# Directions
Extract the lines that hold the string "folder".
* START *
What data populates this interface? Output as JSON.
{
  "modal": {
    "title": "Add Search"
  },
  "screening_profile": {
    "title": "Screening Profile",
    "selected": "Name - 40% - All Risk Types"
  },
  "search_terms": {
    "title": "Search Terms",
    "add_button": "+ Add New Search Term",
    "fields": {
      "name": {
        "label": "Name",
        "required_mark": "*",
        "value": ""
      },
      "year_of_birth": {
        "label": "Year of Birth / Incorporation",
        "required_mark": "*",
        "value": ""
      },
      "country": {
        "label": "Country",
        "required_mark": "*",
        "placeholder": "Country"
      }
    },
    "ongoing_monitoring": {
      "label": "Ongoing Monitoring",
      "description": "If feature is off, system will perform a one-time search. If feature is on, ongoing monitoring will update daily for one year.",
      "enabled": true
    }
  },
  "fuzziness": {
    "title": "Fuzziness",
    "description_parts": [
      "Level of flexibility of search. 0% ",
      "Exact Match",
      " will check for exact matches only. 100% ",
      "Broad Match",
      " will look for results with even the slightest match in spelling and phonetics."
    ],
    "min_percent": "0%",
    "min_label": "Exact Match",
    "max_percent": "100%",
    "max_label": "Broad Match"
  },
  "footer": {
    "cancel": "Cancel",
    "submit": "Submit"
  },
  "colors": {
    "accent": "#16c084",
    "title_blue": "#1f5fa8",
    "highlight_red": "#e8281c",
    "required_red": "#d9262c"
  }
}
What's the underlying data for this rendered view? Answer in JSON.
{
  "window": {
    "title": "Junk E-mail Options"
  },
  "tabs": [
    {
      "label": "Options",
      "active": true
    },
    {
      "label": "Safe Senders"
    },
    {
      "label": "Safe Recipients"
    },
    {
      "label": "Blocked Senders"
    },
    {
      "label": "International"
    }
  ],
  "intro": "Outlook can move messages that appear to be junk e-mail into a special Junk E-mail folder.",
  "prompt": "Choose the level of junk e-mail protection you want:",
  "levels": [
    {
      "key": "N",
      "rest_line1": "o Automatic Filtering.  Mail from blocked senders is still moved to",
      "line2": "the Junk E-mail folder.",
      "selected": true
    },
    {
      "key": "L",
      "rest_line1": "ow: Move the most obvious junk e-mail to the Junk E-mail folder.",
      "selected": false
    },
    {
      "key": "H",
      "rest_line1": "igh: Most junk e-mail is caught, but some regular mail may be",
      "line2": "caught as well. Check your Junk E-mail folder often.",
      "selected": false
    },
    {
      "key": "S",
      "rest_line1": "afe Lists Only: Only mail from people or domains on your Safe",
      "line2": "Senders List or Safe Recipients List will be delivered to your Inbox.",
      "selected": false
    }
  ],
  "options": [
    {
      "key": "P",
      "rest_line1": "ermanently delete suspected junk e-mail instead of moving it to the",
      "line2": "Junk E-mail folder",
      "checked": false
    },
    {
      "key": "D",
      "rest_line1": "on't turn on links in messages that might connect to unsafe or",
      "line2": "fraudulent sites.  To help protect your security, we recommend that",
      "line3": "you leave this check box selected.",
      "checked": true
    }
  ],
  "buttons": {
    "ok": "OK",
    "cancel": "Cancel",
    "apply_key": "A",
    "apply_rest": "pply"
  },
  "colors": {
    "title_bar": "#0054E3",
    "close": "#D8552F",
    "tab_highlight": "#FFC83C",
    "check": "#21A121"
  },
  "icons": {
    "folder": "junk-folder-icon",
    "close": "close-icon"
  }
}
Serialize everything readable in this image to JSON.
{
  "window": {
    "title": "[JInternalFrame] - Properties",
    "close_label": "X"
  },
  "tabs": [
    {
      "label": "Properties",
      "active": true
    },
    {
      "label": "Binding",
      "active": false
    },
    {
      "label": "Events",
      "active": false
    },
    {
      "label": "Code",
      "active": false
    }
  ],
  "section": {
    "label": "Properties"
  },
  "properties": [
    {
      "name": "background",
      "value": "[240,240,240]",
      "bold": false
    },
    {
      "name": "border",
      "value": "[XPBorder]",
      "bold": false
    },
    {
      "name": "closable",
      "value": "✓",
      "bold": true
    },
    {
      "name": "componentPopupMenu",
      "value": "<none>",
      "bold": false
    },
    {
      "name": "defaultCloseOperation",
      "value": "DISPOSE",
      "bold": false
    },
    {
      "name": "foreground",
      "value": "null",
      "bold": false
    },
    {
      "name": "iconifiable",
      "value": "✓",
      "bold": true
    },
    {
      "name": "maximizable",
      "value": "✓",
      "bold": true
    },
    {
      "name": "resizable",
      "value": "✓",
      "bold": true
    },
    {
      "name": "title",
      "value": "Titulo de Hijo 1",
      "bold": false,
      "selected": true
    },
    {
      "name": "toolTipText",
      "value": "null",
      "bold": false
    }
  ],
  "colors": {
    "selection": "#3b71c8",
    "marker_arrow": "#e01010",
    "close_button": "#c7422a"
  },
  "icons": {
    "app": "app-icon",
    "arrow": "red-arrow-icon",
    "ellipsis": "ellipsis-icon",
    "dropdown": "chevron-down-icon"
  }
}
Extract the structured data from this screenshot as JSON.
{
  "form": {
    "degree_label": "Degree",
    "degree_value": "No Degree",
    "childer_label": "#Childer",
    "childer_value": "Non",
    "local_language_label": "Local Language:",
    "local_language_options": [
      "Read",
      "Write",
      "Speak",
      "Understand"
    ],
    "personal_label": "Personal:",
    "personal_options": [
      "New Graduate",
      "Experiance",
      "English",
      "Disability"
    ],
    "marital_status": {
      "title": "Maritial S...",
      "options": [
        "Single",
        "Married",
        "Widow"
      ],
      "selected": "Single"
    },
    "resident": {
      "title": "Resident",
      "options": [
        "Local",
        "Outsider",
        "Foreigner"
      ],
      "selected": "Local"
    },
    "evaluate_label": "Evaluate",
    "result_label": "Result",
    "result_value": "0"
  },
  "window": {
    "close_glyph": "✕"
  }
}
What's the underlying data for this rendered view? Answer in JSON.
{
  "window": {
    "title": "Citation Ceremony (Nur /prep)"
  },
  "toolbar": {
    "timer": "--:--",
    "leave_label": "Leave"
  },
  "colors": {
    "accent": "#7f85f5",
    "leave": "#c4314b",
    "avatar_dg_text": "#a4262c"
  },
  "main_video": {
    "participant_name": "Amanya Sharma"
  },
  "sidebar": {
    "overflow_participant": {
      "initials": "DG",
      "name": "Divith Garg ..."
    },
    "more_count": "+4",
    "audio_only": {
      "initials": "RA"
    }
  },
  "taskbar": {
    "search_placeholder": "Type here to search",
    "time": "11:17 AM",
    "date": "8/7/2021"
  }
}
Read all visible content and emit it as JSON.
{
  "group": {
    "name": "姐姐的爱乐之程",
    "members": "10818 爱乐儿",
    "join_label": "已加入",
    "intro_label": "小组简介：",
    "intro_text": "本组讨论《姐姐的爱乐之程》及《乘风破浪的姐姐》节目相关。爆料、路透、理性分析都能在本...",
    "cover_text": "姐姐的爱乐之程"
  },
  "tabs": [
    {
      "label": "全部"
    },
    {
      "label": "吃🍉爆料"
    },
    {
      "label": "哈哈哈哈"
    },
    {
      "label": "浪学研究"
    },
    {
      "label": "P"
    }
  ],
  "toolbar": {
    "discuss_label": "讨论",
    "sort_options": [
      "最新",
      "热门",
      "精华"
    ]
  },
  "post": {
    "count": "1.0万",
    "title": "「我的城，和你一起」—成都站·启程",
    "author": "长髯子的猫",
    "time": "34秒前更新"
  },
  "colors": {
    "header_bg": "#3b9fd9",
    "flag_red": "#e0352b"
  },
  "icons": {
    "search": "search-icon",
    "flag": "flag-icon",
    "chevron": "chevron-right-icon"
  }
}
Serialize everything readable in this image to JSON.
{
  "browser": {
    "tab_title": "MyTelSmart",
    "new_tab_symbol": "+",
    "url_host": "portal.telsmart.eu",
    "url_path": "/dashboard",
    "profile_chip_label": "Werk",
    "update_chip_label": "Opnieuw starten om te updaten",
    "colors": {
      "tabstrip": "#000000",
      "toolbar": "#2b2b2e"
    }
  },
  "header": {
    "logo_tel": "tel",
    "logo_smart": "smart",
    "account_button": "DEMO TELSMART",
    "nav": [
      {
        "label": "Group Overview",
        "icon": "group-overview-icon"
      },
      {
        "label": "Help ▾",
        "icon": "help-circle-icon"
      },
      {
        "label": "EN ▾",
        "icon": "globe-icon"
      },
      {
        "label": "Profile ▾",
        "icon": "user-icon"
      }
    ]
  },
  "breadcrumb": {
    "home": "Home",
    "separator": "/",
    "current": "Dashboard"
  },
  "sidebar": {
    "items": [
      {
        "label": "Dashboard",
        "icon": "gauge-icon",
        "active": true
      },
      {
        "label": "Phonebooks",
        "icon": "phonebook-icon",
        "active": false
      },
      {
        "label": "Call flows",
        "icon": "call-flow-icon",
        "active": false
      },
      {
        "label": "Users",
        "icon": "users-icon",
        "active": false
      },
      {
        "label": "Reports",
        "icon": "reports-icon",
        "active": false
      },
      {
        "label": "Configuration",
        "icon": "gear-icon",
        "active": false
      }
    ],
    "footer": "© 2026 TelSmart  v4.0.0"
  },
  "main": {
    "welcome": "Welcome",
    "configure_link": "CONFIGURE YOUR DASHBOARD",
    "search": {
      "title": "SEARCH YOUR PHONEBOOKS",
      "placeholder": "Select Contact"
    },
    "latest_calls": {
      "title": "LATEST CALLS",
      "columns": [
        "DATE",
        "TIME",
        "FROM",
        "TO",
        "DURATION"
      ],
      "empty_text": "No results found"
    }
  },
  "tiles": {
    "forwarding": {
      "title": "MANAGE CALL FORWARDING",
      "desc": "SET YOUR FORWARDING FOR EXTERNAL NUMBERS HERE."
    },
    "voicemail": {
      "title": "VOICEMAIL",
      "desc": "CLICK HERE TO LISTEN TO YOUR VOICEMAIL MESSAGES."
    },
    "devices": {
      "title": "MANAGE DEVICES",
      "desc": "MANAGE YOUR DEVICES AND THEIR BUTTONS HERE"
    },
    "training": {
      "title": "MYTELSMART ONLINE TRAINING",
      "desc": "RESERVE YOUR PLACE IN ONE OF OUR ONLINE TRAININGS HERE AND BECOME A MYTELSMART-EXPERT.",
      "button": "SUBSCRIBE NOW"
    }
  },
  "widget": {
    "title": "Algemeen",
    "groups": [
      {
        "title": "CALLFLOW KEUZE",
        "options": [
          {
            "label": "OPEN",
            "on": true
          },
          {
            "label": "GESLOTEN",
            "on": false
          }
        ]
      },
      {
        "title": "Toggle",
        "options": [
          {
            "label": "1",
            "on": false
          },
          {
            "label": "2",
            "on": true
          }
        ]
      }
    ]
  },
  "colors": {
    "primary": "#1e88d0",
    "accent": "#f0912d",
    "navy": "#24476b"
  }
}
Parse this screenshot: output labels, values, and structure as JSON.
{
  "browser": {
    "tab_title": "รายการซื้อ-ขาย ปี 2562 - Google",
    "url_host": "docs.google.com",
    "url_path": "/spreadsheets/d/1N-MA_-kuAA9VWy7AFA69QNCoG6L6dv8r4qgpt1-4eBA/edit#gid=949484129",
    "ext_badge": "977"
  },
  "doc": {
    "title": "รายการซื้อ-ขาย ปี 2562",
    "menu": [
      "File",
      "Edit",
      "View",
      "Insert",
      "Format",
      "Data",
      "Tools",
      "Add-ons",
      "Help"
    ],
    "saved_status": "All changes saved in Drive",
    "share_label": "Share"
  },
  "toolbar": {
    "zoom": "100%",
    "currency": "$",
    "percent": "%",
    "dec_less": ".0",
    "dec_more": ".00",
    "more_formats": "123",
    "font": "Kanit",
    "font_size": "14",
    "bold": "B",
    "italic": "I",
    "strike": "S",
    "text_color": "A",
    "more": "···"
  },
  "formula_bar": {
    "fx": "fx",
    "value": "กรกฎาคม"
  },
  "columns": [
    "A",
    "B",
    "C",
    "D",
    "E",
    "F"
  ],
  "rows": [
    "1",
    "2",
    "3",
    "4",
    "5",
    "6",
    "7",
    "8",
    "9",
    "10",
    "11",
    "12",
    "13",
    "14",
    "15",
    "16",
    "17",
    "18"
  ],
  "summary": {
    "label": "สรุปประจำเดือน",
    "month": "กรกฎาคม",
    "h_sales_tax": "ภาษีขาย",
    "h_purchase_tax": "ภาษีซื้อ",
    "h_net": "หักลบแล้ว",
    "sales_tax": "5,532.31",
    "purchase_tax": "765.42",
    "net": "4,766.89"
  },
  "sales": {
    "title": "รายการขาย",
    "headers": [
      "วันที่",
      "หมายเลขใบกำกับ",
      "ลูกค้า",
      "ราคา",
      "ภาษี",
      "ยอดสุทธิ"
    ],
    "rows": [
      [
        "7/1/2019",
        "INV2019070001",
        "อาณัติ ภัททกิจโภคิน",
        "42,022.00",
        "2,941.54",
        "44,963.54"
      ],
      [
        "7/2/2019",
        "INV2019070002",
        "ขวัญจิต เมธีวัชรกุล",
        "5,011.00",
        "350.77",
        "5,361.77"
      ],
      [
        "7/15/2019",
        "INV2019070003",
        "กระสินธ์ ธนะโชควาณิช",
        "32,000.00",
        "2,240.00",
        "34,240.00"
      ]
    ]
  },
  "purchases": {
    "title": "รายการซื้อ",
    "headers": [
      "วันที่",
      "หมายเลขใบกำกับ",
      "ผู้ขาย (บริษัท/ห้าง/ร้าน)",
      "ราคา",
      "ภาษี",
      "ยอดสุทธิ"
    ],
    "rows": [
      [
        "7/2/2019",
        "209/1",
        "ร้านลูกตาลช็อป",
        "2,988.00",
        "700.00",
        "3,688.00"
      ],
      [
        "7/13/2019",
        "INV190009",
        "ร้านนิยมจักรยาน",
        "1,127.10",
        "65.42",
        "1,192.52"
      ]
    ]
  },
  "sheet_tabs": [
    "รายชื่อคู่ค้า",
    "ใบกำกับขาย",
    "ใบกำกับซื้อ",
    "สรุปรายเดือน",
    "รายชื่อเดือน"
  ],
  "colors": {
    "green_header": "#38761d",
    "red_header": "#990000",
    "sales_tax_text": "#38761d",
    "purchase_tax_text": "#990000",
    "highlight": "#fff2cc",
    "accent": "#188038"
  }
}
* END *
# Exercise result
  "intro": "Outlook can move messages that appear to be junk e-mail into a special Junk E-mail folder.",
      "line2": "the Junk E-mail folder.",
      "rest_line1": "ow: Move the most obvious junk e-mail to the Junk E-mail folder.",
      "line2": "caught as well. Check your Junk E-mail folder often.",
      "line2": "Junk E-mail folder",
    "folder": "junk-folder-icon",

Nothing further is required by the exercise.